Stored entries
◇ ◇ ◇

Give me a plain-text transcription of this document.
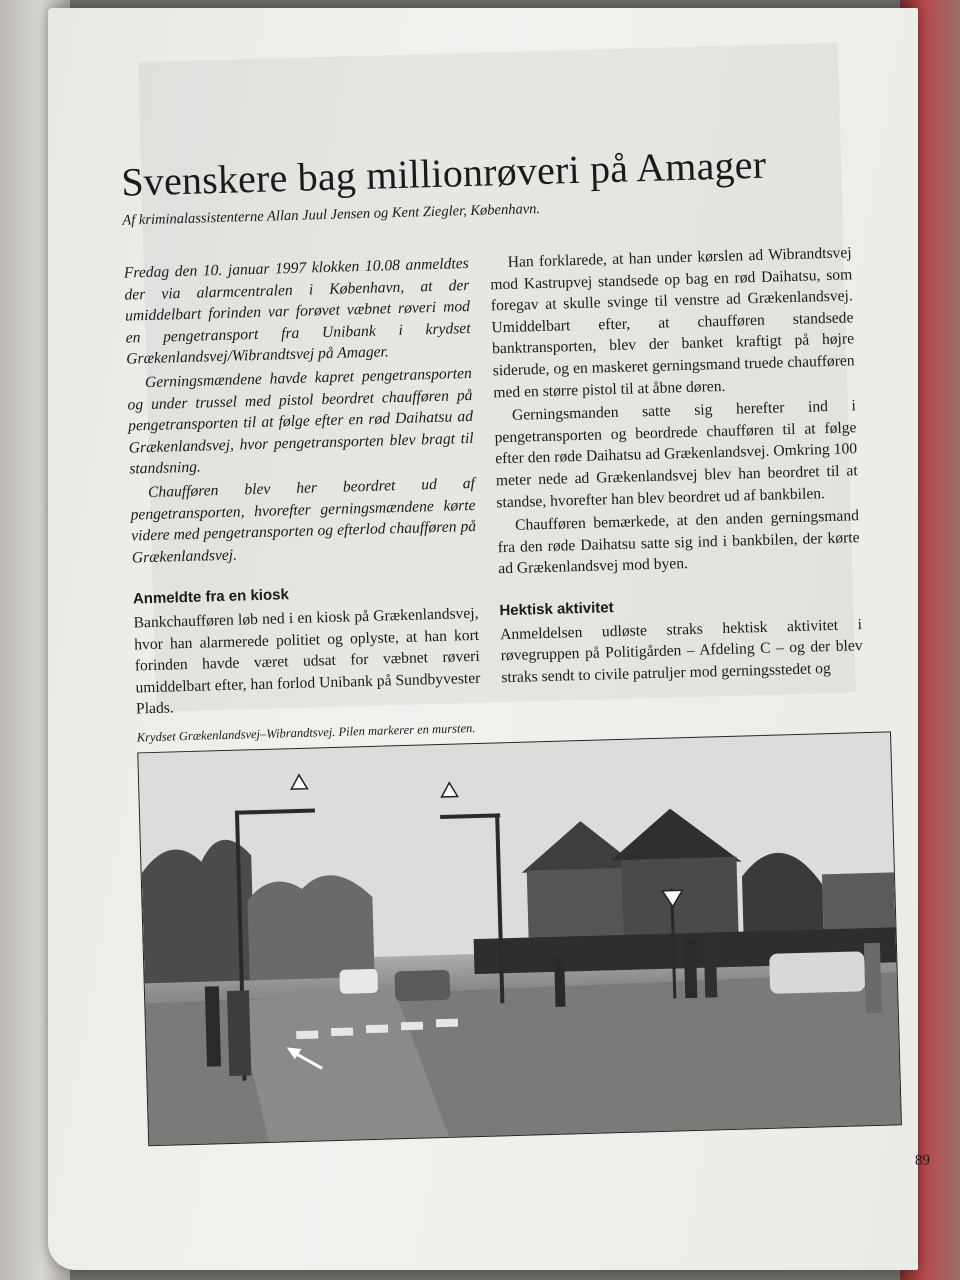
Svenskere bag millionrøveri på Amager
Af kriminalassistenterne Allan Juul Jensen og Kent Ziegler, København.

Fredag den 10. januar 1997 klokken 10.08 anmeldtes der via alarmcentralen i København, at der umiddelbart forinden var forøvet væbnet røveri mod en pengetransport fra Unibank i krydset Grækenlandsvej/Wibrandtsvej på Amager.

Gerningsmændene havde kapret pengetransporten og under trussel med pistol beordret chaufføren på pengetransporten til at følge efter en rød Daihatsu ad Grækenlandsvej, hvor pengetransporten blev bragt til standsning.

Chaufføren blev her beordret ud af pengetransporten, hvorefter gerningsmændene kørte videre med pengetransporten og efterlod chaufføren på Grækenlandsvej.

Anmeldte fra en kiosk

Bankchaufføren løb ned i en kiosk på Grækenlandsvej, hvor han alarmerede politiet og oplyste, at han kort forinden havde været udsat for væbnet røveri umiddelbart efter, han forlod Unibank på Sundbyvester Plads.

Han forklarede, at han under kørslen ad Wibrandtsvej mod Kastrupvej standsede op bag en rød Daihatsu, som foregav at skulle svinge til venstre ad Grækenlandsvej. Umiddelbart efter, at chaufføren standsede banktransporten, blev der banket kraftigt på højre siderude, og en maskeret gerningsmand truede chaufføren med en større pistol til at åbne døren.

Gerningsmanden satte sig herefter ind i pengetransporten og beordrede chaufføren til at følge efter den røde Daihatsu ad Grækenlandsvej. Omkring 100 meter nede ad Grækenlandsvej blev han beordret til at standse, hvorefter han blev beordret ud af bankbilen.

Chaufføren bemærkede, at den anden gerningsmand fra den røde Daihatsu satte sig ind i bankbilen, der kørte ad Grækenlandsvej mod byen.

Hektisk aktivitet

Anmeldelsen udløste straks hektisk aktivitet i røvegruppen på Politigården – Afdeling C – og der blev straks sendt to civile patruljer mod gerningsstedet og

Krydset Grækenlandsvej–Wibrandtsvej. Pilen markerer en mursten.
89
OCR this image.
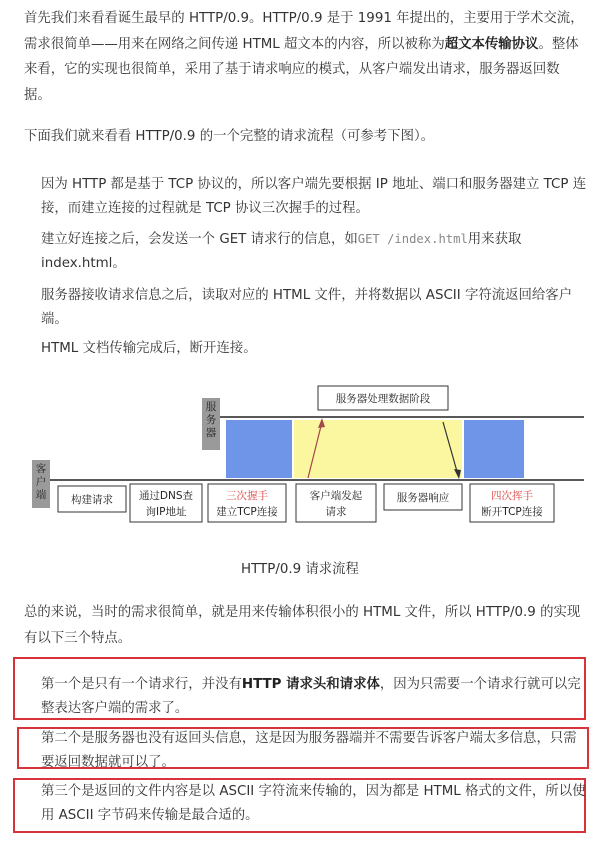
首先我们来看看诞生最早的 HTTP/0.9。HTTP/0.9 是于 1991 年提出的，主要用于学术交流，需求很简单——用来在网络之间传递 HTML 超文本的内容，所以被称为超文本传输协议。整体来看，它的实现也很简单，采用了基于请求响应的模式，从客户端发出请求，服务器返回数据。
下面我们就来看看 HTTP/0.9 的一个完整的请求流程（可参考下图）。
因为 HTTP 都是基于 TCP 协议的，所以客户端先要根据 IP 地址、端口和服务器建立 TCP 连接，而建立连接的过程就是 TCP 协议三次握手的过程。
建立好连接之后，会发送一个 GET 请求行的信息，如GET /index.html用来获取 index.html。
服务器接收请求信息之后，读取对应的 HTML 文件，并将数据以 ASCII 字符流返回给客户端。
HTML 文档传输完成后，断开连接。
服
务
器
服务器处理数据阶段
客
户
端 构建请求 通过DNS查
询IP地址
三次握手
建立TCP连接
客户端发起
请求
服务器响应	四次挥手
断开TCP连接
HTTP/0.9 请求流程
总的来说，当时的需求很简单，就是用来传输体积很小的 HTML 文件，所以 HTTP/0.9 的实现有以下三个特点。
第一个是只有一个请求行，并没有HTTP 请求头和请求体，因为只需要一个请求行就可以完整表达客户端的需求了。
第二个是服务器也没有返回头信息，这是因为服务器端并不需要告诉客户端太多信息，只需要返回数据就可以了。
第三个是返回的文件内容是以 ASCII 字符流来传输的，因为都是 HTML 格式的文件，所以使用 ASCII 字节码来传输是最合适的。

◇ ◇ ◇

#### Task description
Look through the entries above for the word "væbnet". Copy every line where it shows up.

#### Response
Fredag den 10. januar 1997 klokken 10.08 anmeldtes der via alarmcentralen i København, at der umiddelbart forinden var forøvet væbnet røveri mod en pengetransport fra Unibank i krydset Grækenlandsvej/Wibrandtsvej på Amager.
Bankchaufføren løb ned i en kiosk på Grækenlandsvej, hvor han alarmerede politiet og oplyste, at han kort forinden havde været udsat for væbnet røveri umiddelbart efter, han forlod Unibank på Sundbyvester Plads.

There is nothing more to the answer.